■ STATED TASK ■
In the records below, pick out all lines containing the word "技能展示".

Dataset records

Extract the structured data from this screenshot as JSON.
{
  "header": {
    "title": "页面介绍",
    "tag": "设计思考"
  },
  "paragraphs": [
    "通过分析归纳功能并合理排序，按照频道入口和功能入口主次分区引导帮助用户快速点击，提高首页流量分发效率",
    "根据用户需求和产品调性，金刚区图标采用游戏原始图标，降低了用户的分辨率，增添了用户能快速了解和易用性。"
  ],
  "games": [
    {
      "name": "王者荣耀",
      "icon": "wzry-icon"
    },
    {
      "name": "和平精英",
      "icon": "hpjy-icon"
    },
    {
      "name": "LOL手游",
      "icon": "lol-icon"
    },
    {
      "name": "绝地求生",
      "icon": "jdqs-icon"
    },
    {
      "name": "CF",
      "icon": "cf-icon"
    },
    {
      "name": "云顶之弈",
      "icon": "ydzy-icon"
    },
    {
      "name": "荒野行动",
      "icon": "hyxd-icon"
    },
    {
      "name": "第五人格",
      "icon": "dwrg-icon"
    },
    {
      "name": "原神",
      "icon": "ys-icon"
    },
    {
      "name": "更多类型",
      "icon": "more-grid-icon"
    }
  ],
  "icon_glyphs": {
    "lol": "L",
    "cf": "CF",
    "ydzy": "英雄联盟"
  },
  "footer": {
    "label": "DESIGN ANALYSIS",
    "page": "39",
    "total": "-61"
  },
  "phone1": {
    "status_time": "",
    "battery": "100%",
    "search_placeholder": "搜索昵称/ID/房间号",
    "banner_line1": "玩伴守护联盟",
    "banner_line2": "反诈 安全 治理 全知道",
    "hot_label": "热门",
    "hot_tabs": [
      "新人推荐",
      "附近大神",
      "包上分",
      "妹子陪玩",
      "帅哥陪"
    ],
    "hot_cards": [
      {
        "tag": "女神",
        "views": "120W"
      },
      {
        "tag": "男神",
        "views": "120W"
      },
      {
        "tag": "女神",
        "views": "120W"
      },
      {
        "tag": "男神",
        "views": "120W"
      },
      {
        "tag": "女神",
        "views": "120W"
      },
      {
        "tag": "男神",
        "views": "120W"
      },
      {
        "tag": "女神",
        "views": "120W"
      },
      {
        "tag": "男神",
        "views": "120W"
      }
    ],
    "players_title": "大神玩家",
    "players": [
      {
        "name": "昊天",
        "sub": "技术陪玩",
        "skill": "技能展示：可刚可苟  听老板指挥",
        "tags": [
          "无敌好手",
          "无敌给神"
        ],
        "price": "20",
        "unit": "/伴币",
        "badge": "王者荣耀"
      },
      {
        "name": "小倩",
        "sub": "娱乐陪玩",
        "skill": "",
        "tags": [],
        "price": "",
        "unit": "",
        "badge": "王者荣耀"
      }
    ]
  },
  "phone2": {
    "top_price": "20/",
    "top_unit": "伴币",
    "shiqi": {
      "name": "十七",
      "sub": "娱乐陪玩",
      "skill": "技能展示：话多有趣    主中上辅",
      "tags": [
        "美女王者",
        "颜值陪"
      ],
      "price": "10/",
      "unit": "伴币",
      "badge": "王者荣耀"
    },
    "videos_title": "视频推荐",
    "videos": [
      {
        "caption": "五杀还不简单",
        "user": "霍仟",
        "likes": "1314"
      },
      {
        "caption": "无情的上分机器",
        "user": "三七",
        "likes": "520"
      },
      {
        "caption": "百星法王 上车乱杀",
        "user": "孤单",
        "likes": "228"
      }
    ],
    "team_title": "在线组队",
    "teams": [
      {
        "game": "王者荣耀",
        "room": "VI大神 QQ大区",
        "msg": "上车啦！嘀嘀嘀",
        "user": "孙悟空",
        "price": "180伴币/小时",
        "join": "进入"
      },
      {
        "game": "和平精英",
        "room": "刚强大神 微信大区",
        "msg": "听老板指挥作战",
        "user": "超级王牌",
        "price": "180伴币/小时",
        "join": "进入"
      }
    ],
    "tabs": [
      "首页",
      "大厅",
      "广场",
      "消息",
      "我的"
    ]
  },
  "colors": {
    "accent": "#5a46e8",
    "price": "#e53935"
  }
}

■ REPLY TO THE TASK ■
        "skill": "技能展示：可刚可苟  听老板指挥",
      "skill": "技能展示：话多有趣    主中上辅",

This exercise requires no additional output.